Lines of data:

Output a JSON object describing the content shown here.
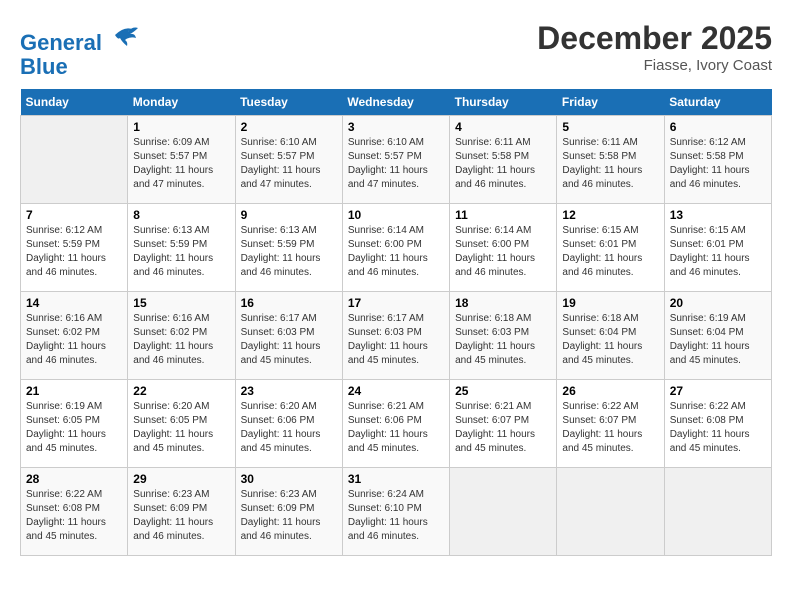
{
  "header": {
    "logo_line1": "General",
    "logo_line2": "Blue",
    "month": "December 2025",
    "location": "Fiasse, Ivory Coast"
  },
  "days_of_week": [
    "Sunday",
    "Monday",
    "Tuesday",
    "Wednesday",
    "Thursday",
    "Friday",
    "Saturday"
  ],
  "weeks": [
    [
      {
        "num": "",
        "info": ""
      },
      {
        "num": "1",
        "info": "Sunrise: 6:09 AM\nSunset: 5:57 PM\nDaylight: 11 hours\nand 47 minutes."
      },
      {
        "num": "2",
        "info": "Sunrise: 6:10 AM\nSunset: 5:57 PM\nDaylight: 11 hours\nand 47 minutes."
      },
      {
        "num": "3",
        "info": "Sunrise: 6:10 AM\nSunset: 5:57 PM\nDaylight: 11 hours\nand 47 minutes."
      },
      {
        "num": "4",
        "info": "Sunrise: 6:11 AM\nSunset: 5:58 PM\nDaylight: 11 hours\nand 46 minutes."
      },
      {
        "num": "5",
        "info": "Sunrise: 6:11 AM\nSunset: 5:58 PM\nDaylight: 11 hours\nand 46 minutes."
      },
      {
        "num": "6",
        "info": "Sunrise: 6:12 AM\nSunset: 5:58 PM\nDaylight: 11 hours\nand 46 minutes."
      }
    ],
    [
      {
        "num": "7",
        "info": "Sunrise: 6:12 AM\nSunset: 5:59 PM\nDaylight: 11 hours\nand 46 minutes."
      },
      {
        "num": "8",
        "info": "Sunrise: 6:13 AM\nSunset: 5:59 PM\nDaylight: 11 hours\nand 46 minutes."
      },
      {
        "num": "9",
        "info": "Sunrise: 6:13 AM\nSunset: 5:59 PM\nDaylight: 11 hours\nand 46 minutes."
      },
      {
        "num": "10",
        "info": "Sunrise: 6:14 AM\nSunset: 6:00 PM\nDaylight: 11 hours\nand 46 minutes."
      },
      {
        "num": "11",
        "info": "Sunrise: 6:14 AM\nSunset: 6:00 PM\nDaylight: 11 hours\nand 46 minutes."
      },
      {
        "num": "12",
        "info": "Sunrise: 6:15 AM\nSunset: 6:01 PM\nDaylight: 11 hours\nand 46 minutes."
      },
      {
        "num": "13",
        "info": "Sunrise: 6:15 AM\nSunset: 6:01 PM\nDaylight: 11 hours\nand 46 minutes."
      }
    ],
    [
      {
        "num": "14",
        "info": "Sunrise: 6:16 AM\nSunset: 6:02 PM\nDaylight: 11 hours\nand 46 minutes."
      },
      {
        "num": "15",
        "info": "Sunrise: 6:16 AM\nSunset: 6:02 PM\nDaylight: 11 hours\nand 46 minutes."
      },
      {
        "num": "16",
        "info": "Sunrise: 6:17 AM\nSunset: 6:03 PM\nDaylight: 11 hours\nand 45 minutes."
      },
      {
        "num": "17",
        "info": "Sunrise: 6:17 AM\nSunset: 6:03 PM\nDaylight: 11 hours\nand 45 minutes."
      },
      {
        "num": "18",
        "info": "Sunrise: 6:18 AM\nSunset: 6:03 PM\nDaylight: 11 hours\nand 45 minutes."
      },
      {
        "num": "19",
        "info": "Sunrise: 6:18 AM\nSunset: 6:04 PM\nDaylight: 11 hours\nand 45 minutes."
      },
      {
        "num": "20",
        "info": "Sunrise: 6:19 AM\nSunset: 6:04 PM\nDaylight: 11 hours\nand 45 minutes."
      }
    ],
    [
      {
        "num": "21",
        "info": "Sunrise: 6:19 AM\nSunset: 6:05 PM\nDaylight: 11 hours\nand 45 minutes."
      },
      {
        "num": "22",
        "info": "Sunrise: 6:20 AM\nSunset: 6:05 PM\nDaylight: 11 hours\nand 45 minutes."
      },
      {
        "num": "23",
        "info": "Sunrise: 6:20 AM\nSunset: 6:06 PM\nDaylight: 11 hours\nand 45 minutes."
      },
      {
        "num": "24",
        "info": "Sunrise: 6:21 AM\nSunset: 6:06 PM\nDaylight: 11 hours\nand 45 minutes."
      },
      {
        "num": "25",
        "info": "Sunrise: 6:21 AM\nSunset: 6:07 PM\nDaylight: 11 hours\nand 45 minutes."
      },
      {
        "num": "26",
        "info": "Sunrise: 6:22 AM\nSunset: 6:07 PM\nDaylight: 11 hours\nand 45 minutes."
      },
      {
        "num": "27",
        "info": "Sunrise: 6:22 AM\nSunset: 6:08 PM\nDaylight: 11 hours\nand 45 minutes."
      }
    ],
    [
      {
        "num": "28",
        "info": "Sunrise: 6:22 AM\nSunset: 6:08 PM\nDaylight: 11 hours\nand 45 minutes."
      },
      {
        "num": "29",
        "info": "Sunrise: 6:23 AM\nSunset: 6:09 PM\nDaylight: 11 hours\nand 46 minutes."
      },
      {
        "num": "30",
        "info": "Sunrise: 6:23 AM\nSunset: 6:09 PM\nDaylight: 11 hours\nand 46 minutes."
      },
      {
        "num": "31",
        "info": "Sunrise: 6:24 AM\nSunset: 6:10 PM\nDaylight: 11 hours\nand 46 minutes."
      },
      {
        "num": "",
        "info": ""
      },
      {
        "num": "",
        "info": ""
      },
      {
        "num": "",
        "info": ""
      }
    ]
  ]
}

> **WHAT THE TASK REQUIRES**: All of the entries above should be duplicated exactly, except for the pictures.

> **ANSWER**:
Output a JSON object describing the content shown here.
{
  "header": {
    "logo_line1": "General",
    "logo_line2": "Blue",
    "month": "December 2025",
    "location": "Fiasse, Ivory Coast"
  },
  "days_of_week": [
    "Sunday",
    "Monday",
    "Tuesday",
    "Wednesday",
    "Thursday",
    "Friday",
    "Saturday"
  ],
  "weeks": [
    [
      {
        "num": "",
        "info": ""
      },
      {
        "num": "1",
        "info": "Sunrise: 6:09 AM\nSunset: 5:57 PM\nDaylight: 11 hours\nand 47 minutes."
      },
      {
        "num": "2",
        "info": "Sunrise: 6:10 AM\nSunset: 5:57 PM\nDaylight: 11 hours\nand 47 minutes."
      },
      {
        "num": "3",
        "info": "Sunrise: 6:10 AM\nSunset: 5:57 PM\nDaylight: 11 hours\nand 47 minutes."
      },
      {
        "num": "4",
        "info": "Sunrise: 6:11 AM\nSunset: 5:58 PM\nDaylight: 11 hours\nand 46 minutes."
      },
      {
        "num": "5",
        "info": "Sunrise: 6:11 AM\nSunset: 5:58 PM\nDaylight: 11 hours\nand 46 minutes."
      },
      {
        "num": "6",
        "info": "Sunrise: 6:12 AM\nSunset: 5:58 PM\nDaylight: 11 hours\nand 46 minutes."
      }
    ],
    [
      {
        "num": "7",
        "info": "Sunrise: 6:12 AM\nSunset: 5:59 PM\nDaylight: 11 hours\nand 46 minutes."
      },
      {
        "num": "8",
        "info": "Sunrise: 6:13 AM\nSunset: 5:59 PM\nDaylight: 11 hours\nand 46 minutes."
      },
      {
        "num": "9",
        "info": "Sunrise: 6:13 AM\nSunset: 5:59 PM\nDaylight: 11 hours\nand 46 minutes."
      },
      {
        "num": "10",
        "info": "Sunrise: 6:14 AM\nSunset: 6:00 PM\nDaylight: 11 hours\nand 46 minutes."
      },
      {
        "num": "11",
        "info": "Sunrise: 6:14 AM\nSunset: 6:00 PM\nDaylight: 11 hours\nand 46 minutes."
      },
      {
        "num": "12",
        "info": "Sunrise: 6:15 AM\nSunset: 6:01 PM\nDaylight: 11 hours\nand 46 minutes."
      },
      {
        "num": "13",
        "info": "Sunrise: 6:15 AM\nSunset: 6:01 PM\nDaylight: 11 hours\nand 46 minutes."
      }
    ],
    [
      {
        "num": "14",
        "info": "Sunrise: 6:16 AM\nSunset: 6:02 PM\nDaylight: 11 hours\nand 46 minutes."
      },
      {
        "num": "15",
        "info": "Sunrise: 6:16 AM\nSunset: 6:02 PM\nDaylight: 11 hours\nand 46 minutes."
      },
      {
        "num": "16",
        "info": "Sunrise: 6:17 AM\nSunset: 6:03 PM\nDaylight: 11 hours\nand 45 minutes."
      },
      {
        "num": "17",
        "info": "Sunrise: 6:17 AM\nSunset: 6:03 PM\nDaylight: 11 hours\nand 45 minutes."
      },
      {
        "num": "18",
        "info": "Sunrise: 6:18 AM\nSunset: 6:03 PM\nDaylight: 11 hours\nand 45 minutes."
      },
      {
        "num": "19",
        "info": "Sunrise: 6:18 AM\nSunset: 6:04 PM\nDaylight: 11 hours\nand 45 minutes."
      },
      {
        "num": "20",
        "info": "Sunrise: 6:19 AM\nSunset: 6:04 PM\nDaylight: 11 hours\nand 45 minutes."
      }
    ],
    [
      {
        "num": "21",
        "info": "Sunrise: 6:19 AM\nSunset: 6:05 PM\nDaylight: 11 hours\nand 45 minutes."
      },
      {
        "num": "22",
        "info": "Sunrise: 6:20 AM\nSunset: 6:05 PM\nDaylight: 11 hours\nand 45 minutes."
      },
      {
        "num": "23",
        "info": "Sunrise: 6:20 AM\nSunset: 6:06 PM\nDaylight: 11 hours\nand 45 minutes."
      },
      {
        "num": "24",
        "info": "Sunrise: 6:21 AM\nSunset: 6:06 PM\nDaylight: 11 hours\nand 45 minutes."
      },
      {
        "num": "25",
        "info": "Sunrise: 6:21 AM\nSunset: 6:07 PM\nDaylight: 11 hours\nand 45 minutes."
      },
      {
        "num": "26",
        "info": "Sunrise: 6:22 AM\nSunset: 6:07 PM\nDaylight: 11 hours\nand 45 minutes."
      },
      {
        "num": "27",
        "info": "Sunrise: 6:22 AM\nSunset: 6:08 PM\nDaylight: 11 hours\nand 45 minutes."
      }
    ],
    [
      {
        "num": "28",
        "info": "Sunrise: 6:22 AM\nSunset: 6:08 PM\nDaylight: 11 hours\nand 45 minutes."
      },
      {
        "num": "29",
        "info": "Sunrise: 6:23 AM\nSunset: 6:09 PM\nDaylight: 11 hours\nand 46 minutes."
      },
      {
        "num": "30",
        "info": "Sunrise: 6:23 AM\nSunset: 6:09 PM\nDaylight: 11 hours\nand 46 minutes."
      },
      {
        "num": "31",
        "info": "Sunrise: 6:24 AM\nSunset: 6:10 PM\nDaylight: 11 hours\nand 46 minutes."
      },
      {
        "num": "",
        "info": ""
      },
      {
        "num": "",
        "info": ""
      },
      {
        "num": "",
        "info": ""
      }
    ]
  ]
}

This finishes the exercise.